====== DATA ROWS ======

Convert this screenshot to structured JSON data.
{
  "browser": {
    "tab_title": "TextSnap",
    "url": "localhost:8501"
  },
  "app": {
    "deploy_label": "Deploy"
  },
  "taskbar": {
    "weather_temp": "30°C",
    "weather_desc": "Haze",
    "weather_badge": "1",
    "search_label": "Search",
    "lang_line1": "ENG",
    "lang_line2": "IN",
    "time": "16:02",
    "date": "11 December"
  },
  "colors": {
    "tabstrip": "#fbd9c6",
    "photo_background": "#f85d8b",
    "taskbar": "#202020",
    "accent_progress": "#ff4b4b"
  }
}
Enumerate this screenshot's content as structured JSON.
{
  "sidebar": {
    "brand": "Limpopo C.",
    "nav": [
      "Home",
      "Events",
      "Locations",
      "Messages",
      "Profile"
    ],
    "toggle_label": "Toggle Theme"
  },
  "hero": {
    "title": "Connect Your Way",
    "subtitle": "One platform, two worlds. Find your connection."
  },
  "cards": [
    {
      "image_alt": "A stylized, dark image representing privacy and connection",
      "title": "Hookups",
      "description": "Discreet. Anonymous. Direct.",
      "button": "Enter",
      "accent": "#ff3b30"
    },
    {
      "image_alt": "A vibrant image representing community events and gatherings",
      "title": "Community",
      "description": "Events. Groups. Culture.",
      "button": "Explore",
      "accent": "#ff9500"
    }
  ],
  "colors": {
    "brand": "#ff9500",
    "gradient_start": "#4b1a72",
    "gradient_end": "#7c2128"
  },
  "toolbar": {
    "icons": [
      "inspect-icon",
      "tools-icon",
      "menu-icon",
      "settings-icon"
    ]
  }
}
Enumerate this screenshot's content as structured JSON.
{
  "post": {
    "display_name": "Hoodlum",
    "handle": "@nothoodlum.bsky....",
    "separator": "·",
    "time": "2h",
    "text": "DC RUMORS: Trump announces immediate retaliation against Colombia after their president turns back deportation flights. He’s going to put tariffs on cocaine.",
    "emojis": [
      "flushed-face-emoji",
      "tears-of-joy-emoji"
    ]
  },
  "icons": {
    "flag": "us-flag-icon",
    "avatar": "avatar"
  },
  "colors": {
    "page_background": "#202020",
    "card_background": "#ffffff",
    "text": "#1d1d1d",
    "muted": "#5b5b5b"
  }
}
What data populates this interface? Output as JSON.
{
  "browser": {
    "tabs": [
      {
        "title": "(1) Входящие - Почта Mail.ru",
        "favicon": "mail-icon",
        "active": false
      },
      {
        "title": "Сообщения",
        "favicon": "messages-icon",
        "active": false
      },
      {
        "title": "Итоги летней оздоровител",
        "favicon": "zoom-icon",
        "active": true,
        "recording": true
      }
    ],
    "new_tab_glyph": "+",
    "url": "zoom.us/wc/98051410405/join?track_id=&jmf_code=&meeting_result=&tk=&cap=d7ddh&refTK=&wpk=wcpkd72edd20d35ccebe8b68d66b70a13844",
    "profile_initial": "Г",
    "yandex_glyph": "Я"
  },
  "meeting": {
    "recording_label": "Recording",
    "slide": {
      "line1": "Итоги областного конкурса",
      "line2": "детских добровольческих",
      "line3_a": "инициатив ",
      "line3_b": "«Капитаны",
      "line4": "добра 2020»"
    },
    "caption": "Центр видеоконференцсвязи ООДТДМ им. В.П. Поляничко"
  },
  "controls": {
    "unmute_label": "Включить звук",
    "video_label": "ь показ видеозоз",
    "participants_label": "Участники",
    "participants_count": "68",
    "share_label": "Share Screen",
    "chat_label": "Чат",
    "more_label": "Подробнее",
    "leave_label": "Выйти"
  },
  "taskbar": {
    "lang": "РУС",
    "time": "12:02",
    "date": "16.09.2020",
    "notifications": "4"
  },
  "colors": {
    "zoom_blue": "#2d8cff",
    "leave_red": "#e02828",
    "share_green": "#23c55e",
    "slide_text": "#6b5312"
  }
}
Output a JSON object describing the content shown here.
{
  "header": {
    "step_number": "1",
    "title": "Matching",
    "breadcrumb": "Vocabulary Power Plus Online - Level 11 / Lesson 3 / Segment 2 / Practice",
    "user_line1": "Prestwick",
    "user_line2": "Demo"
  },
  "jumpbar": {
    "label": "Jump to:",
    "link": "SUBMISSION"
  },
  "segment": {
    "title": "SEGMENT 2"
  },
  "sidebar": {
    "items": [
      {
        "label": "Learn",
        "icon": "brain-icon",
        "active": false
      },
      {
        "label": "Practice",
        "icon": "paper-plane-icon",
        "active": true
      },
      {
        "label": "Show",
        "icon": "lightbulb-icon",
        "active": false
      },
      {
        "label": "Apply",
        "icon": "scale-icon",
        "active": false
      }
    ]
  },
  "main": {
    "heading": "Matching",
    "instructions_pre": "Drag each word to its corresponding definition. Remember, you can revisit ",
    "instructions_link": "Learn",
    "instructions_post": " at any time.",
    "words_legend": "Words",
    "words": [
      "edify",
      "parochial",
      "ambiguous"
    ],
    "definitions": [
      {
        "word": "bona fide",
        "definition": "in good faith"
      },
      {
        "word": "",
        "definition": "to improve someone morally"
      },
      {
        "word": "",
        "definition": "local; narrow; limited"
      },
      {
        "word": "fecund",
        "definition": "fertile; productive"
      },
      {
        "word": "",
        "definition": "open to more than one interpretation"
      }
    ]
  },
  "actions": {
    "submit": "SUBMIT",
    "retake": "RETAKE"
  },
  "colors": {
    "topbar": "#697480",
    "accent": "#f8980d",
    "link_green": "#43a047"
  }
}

======

* WHAT TO PRODUCE: Check each line of the entries above for the word "favicon". List the ones that have it.

* ANSWER FOR THIS EXERCISE:
        "favicon": "mail-icon",
        "favicon": "messages-icon",
        "favicon": "zoom-icon",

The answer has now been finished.